BEGIN Extracted entries
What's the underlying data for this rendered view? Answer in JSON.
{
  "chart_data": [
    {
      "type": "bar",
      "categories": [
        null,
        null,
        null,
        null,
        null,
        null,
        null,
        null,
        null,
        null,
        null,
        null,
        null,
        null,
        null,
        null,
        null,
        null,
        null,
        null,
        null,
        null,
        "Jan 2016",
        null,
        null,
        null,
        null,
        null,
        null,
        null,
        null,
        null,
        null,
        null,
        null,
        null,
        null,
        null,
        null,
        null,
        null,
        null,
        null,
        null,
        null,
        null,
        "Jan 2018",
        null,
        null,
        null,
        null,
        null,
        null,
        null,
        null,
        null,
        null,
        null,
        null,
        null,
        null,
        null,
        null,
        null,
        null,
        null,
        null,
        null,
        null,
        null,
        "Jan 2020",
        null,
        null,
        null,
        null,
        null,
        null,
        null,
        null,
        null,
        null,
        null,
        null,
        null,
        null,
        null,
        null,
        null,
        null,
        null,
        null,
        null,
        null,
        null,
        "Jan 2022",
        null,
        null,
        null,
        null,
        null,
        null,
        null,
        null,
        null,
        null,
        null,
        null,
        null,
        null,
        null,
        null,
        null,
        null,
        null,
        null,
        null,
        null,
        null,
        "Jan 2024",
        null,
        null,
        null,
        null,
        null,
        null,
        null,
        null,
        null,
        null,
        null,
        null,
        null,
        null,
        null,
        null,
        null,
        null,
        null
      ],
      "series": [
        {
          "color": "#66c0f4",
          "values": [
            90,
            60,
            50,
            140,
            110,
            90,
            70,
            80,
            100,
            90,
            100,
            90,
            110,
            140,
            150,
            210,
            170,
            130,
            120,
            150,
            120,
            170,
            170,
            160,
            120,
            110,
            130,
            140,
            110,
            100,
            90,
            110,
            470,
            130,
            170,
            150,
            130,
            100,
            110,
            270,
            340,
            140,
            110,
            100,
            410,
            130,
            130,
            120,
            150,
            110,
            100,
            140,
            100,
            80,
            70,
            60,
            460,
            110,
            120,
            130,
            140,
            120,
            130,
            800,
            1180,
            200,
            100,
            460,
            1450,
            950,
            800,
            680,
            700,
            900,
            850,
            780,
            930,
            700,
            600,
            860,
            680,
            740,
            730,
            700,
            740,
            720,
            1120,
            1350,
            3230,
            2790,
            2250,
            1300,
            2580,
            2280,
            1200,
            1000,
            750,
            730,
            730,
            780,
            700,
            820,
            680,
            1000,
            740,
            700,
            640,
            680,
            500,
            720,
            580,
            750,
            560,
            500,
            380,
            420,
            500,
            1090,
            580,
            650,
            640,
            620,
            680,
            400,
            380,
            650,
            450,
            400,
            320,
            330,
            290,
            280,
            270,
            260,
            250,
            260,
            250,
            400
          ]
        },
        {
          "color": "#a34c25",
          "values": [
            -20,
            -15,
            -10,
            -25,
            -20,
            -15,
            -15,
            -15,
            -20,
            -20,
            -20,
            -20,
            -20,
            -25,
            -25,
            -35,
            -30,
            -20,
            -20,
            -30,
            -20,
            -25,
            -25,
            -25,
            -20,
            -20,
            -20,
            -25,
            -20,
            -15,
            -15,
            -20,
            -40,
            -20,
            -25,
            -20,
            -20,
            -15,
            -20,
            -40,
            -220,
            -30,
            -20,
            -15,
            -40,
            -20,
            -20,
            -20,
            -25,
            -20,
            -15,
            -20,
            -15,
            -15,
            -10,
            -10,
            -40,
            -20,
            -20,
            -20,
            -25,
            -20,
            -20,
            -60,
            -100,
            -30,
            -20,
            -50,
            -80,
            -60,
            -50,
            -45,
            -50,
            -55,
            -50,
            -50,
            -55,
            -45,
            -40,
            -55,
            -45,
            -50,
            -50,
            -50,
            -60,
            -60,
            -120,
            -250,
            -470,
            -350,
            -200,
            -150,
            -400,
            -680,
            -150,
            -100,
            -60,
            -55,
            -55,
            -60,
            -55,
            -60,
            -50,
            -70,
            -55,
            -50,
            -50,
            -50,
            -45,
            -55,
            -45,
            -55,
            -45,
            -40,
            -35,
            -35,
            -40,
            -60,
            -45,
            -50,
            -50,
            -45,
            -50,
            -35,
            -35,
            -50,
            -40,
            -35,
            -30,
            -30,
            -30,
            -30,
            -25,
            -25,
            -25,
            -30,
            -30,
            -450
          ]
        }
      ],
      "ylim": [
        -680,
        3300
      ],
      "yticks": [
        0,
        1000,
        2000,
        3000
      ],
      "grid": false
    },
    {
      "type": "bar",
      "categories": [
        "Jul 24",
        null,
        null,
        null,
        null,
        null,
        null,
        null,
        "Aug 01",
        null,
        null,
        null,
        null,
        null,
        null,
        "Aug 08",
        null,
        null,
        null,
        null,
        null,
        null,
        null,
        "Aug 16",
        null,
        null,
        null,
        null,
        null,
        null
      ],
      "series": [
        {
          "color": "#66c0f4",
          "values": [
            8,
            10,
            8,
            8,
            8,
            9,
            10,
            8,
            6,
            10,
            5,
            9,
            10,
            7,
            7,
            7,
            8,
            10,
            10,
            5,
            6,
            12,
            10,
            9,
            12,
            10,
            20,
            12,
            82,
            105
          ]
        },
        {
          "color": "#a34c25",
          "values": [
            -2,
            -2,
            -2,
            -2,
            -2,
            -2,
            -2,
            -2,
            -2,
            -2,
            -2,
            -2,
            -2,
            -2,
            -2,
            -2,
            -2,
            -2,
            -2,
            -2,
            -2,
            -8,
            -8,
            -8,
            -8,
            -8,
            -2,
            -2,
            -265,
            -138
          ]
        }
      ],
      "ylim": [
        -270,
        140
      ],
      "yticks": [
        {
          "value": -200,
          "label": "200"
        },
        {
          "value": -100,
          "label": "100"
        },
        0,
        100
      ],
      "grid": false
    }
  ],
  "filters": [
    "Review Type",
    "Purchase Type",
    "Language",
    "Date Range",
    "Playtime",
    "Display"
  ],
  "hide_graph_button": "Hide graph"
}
END Extracted entries
What you will do: Return the whole listing exactly.

Complete answer:
What's the underlying data for this rendered view? Answer in JSON.
{
  "chart_data": [
    {
      "type": "bar",
      "categories": [
        null,
        null,
        null,
        null,
        null,
        null,
        null,
        null,
        null,
        null,
        null,
        null,
        null,
        null,
        null,
        null,
        null,
        null,
        null,
        null,
        null,
        null,
        "Jan 2016",
        null,
        null,
        null,
        null,
        null,
        null,
        null,
        null,
        null,
        null,
        null,
        null,
        null,
        null,
        null,
        null,
        null,
        null,
        null,
        null,
        null,
        null,
        null,
        "Jan 2018",
        null,
        null,
        null,
        null,
        null,
        null,
        null,
        null,
        null,
        null,
        null,
        null,
        null,
        null,
        null,
        null,
        null,
        null,
        null,
        null,
        null,
        null,
        null,
        "Jan 2020",
        null,
        null,
        null,
        null,
        null,
        null,
        null,
        null,
        null,
        null,
        null,
        null,
        null,
        null,
        null,
        null,
        null,
        null,
        null,
        null,
        null,
        null,
        null,
        "Jan 2022",
        null,
        null,
        null,
        null,
        null,
        null,
        null,
        null,
        null,
        null,
        null,
        null,
        null,
        null,
        null,
        null,
        null,
        null,
        null,
        null,
        null,
        null,
        null,
        "Jan 2024",
        null,
        null,
        null,
        null,
        null,
        null,
        null,
        null,
        null,
        null,
        null,
        null,
        null,
        null,
        null,
        null,
        null,
        null,
        null
      ],
      "series": [
        {
          "color": "#66c0f4",
          "values": [
            90,
            60,
            50,
            140,
            110,
            90,
            70,
            80,
            100,
            90,
            100,
            90,
            110,
            140,
            150,
            210,
            170,
            130,
            120,
            150,
            120,
            170,
            170,
            160,
            120,
            110,
            130,
            140,
            110,
            100,
            90,
            110,
            470,
            130,
            170,
            150,
            130,
            100,
            110,
            270,
            340,
            140,
            110,
            100,
            410,
            130,
            130,
            120,
            150,
            110,
            100,
            140,
            100,
            80,
            70,
            60,
            460,
            110,
            120,
            130,
            140,
            120,
            130,
            800,
            1180,
            200,
            100,
            460,
            1450,
            950,
            800,
            680,
            700,
            900,
            850,
            780,
            930,
            700,
            600,
            860,
            680,
            740,
            730,
            700,
            740,
            720,
            1120,
            1350,
            3230,
            2790,
            2250,
            1300,
            2580,
            2280,
            1200,
            1000,
            750,
            730,
            730,
            780,
            700,
            820,
            680,
            1000,
            740,
            700,
            640,
            680,
            500,
            720,
            580,
            750,
            560,
            500,
            380,
            420,
            500,
            1090,
            580,
            650,
            640,
            620,
            680,
            400,
            380,
            650,
            450,
            400,
            320,
            330,
            290,
            280,
            270,
            260,
            250,
            260,
            250,
            400
          ]
        },
        {
          "color": "#a34c25",
          "values": [
            -20,
            -15,
            -10,
            -25,
            -20,
            -15,
            -15,
            -15,
            -20,
            -20,
            -20,
            -20,
            -20,
            -25,
            -25,
            -35,
            -30,
            -20,
            -20,
            -30,
            -20,
            -25,
            -25,
            -25,
            -20,
            -20,
            -20,
            -25,
            -20,
            -15,
            -15,
            -20,
            -40,
            -20,
            -25,
            -20,
            -20,
            -15,
            -20,
            -40,
            -220,
            -30,
            -20,
            -15,
            -40,
            -20,
            -20,
            -20,
            -25,
            -20,
            -15,
            -20,
            -15,
            -15,
            -10,
            -10,
            -40,
            -20,
            -20,
            -20,
            -25,
            -20,
            -20,
            -60,
            -100,
            -30,
            -20,
            -50,
            -80,
            -60,
            -50,
            -45,
            -50,
            -55,
            -50,
            -50,
            -55,
            -45,
            -40,
            -55,
            -45,
            -50,
            -50,
            -50,
            -60,
            -60,
            -120,
            -250,
            -470,
            -350,
            -200,
            -150,
            -400,
            -680,
            -150,
            -100,
            -60,
            -55,
            -55,
            -60,
            -55,
            -60,
            -50,
            -70,
            -55,
            -50,
            -50,
            -50,
            -45,
            -55,
            -45,
            -55,
            -45,
            -40,
            -35,
            -35,
            -40,
            -60,
            -45,
            -50,
            -50,
            -45,
            -50,
            -35,
            -35,
            -50,
            -40,
            -35,
            -30,
            -30,
            -30,
            -30,
            -25,
            -25,
            -25,
            -30,
            -30,
            -450
          ]
        }
      ],
      "ylim": [
        -680,
        3300
      ],
      "yticks": [
        0,
        1000,
        2000,
        3000
      ],
      "grid": false
    },
    {
      "type": "bar",
      "categories": [
        "Jul 24",
        null,
        null,
        null,
        null,
        null,
        null,
        null,
        "Aug 01",
        null,
        null,
        null,
        null,
        null,
        null,
        "Aug 08",
        null,
        null,
        null,
        null,
        null,
        null,
        null,
        "Aug 16",
        null,
        null,
        null,
        null,
        null,
        null
      ],
      "series": [
        {
          "color": "#66c0f4",
          "values": [
            8,
            10,
            8,
            8,
            8,
            9,
            10,
            8,
            6,
            10,
            5,
            9,
            10,
            7,
            7,
            7,
            8,
            10,
            10,
            5,
            6,
            12,
            10,
            9,
            12,
            10,
            20,
            12,
            82,
            105
          ]
        },
        {
          "color": "#a34c25",
          "values": [
            -2,
            -2,
            -2,
            -2,
            -2,
            -2,
            -2,
            -2,
            -2,
            -2,
            -2,
            -2,
            -2,
            -2,
            -2,
            -2,
            -2,
            -2,
            -2,
            -2,
            -2,
            -8,
            -8,
            -8,
            -8,
            -8,
            -2,
            -2,
            -265,
            -138
          ]
        }
      ],
      "ylim": [
        -270,
        140
      ],
      "yticks": [
        {
          "value": -200,
          "label": "200"
        },
        {
          "value": -100,
          "label": "100"
        },
        0,
        100
      ],
      "grid": false
    }
  ],
  "filters": [
    "Review Type",
    "Purchase Type",
    "Language",
    "Date Range",
    "Playtime",
    "Display"
  ],
  "hide_graph_button": "Hide graph"
}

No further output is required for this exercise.